** START SUPPLIED MATERIAL **

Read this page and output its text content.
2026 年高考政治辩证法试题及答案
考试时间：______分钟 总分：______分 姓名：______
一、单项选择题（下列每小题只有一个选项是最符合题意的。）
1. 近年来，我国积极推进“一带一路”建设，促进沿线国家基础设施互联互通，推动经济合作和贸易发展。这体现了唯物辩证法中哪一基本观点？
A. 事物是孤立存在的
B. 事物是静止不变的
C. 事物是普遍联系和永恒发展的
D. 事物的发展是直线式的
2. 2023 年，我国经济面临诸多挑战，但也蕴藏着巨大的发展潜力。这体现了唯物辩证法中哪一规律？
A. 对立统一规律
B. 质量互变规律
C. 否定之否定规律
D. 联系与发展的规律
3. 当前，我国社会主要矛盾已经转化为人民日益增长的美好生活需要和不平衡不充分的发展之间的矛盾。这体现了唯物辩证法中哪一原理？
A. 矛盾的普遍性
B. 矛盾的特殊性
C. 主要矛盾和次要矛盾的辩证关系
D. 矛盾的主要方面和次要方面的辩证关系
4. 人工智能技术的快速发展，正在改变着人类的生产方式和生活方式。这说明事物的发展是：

** END SUPPLIED MATERIAL **

__THE REQUEST__
Print the complete listing again, exactly as it stands.

__OUTPUT FOR THIS TASK__
Read this page and output its text content.
2026 年高考政治辩证法试题及答案
考试时间：______分钟 总分：______分 姓名：______
一、单项选择题（下列每小题只有一个选项是最符合题意的。）
1. 近年来，我国积极推进“一带一路”建设，促进沿线国家基础设施互联互通，推动经济合作和贸易发展。这体现了唯物辩证法中哪一基本观点？
A. 事物是孤立存在的
B. 事物是静止不变的
C. 事物是普遍联系和永恒发展的
D. 事物的发展是直线式的
2. 2023 年，我国经济面临诸多挑战，但也蕴藏着巨大的发展潜力。这体现了唯物辩证法中哪一规律？
A. 对立统一规律
B. 质量互变规律
C. 否定之否定规律
D. 联系与发展的规律
3. 当前，我国社会主要矛盾已经转化为人民日益增长的美好生活需要和不平衡不充分的发展之间的矛盾。这体现了唯物辩证法中哪一原理？
A. 矛盾的普遍性
B. 矛盾的特殊性
C. 主要矛盾和次要矛盾的辩证关系
D. 矛盾的主要方面和次要方面的辩证关系
4. 人工智能技术的快速发展，正在改变着人类的生产方式和生活方式。这说明事物的发展是：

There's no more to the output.